#### GIVEN EXERCISE
All the entries need to be quoted exactly, apart from the pictures, which you should drop.

····················

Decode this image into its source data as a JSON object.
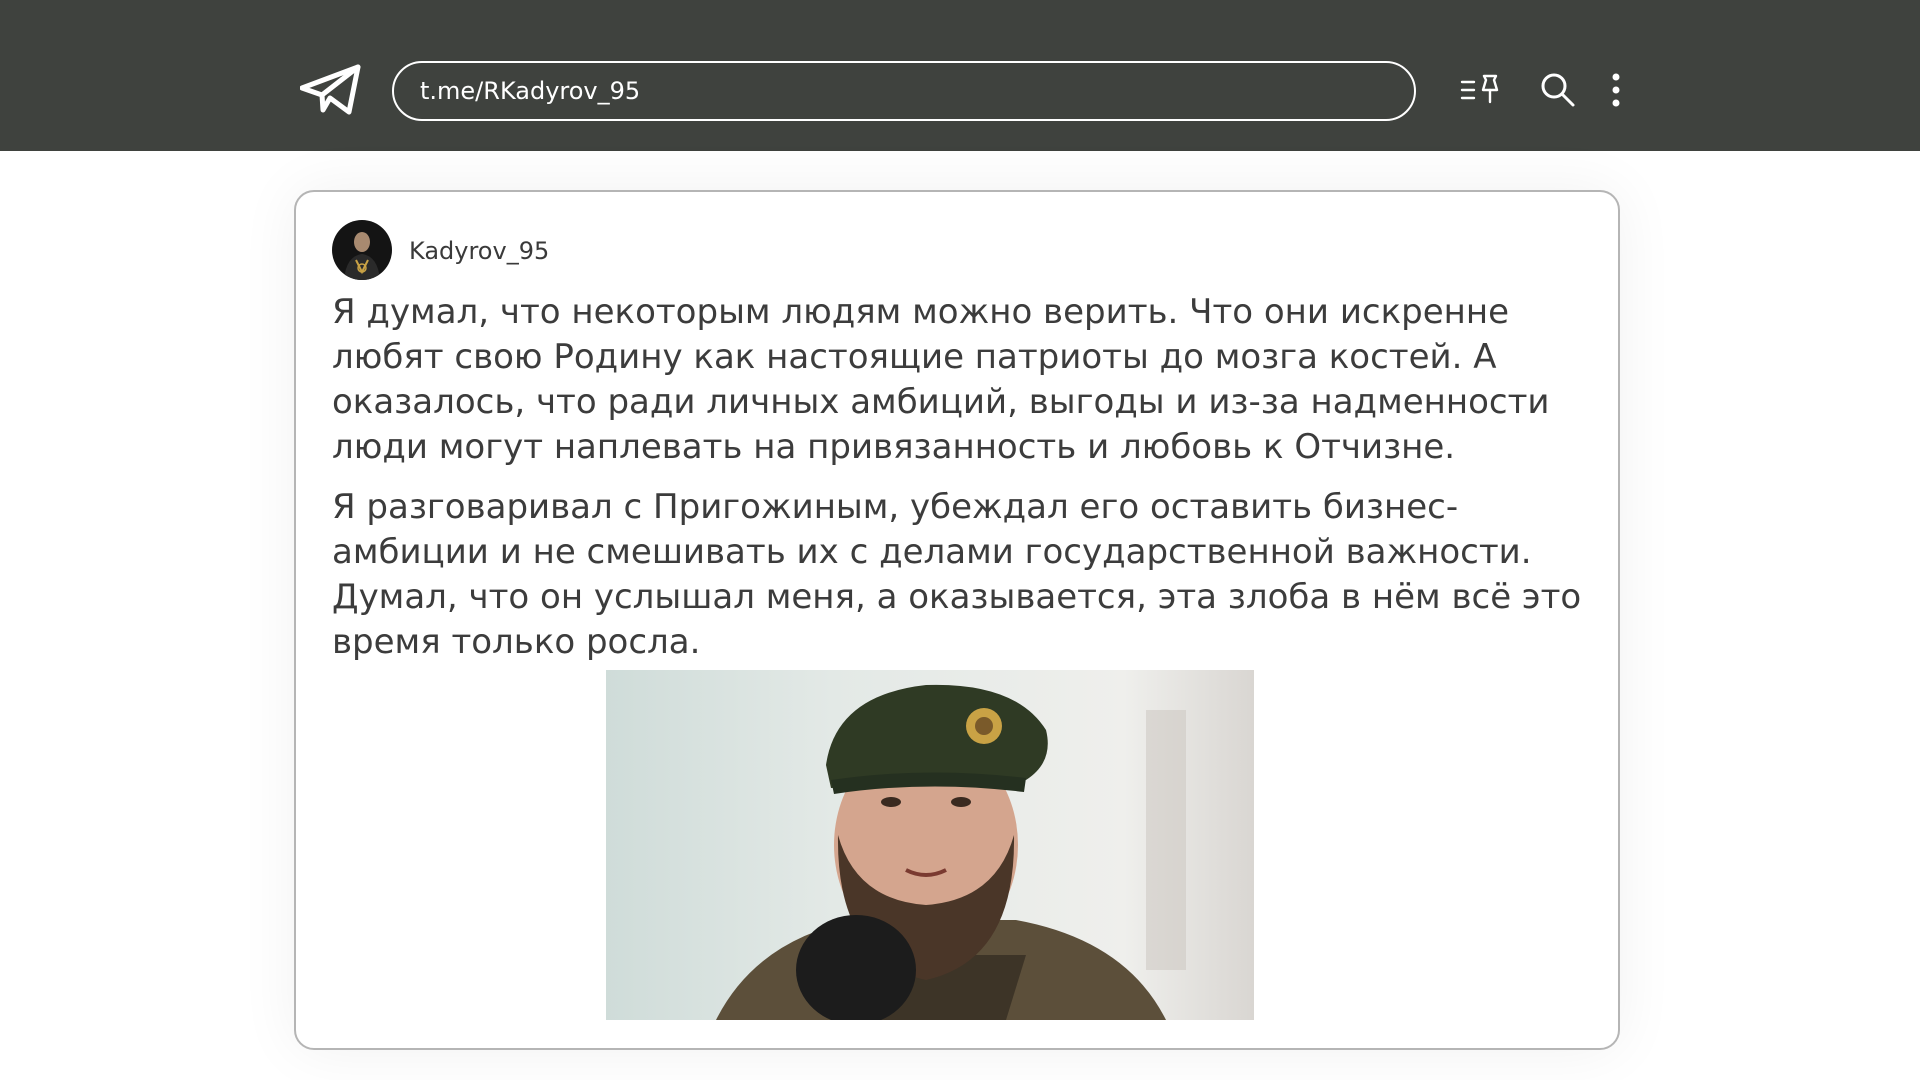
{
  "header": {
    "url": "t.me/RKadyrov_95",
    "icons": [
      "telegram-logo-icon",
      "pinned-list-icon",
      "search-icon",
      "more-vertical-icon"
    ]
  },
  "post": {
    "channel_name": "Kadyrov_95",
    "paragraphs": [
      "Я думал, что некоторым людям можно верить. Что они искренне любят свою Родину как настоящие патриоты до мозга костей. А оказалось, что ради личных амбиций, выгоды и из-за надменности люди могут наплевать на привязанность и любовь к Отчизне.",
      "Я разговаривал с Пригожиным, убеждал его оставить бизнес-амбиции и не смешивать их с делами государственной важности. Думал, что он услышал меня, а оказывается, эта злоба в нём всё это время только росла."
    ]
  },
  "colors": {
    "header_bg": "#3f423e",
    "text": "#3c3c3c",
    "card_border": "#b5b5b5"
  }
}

····················

#### FINISHED EXERCISE
Decode this image into its source data as a JSON object.
{
  "header": {
    "url": "t.me/RKadyrov_95",
    "icons": [
      "telegram-logo-icon",
      "pinned-list-icon",
      "search-icon",
      "more-vertical-icon"
    ]
  },
  "post": {
    "channel_name": "Kadyrov_95",
    "paragraphs": [
      "Я думал, что некоторым людям можно верить. Что они искренне любят свою Родину как настоящие патриоты до мозга костей. А оказалось, что ради личных амбиций, выгоды и из-за надменности люди могут наплевать на привязанность и любовь к Отчизне.",
      "Я разговаривал с Пригожиным, убеждал его оставить бизнес-амбиции и не смешивать их с делами государственной важности. Думал, что он услышал меня, а оказывается, эта злоба в нём всё это время только росла."
    ]
  },
  "colors": {
    "header_bg": "#3f423e",
    "text": "#3c3c3c",
    "card_border": "#b5b5b5"
  }
}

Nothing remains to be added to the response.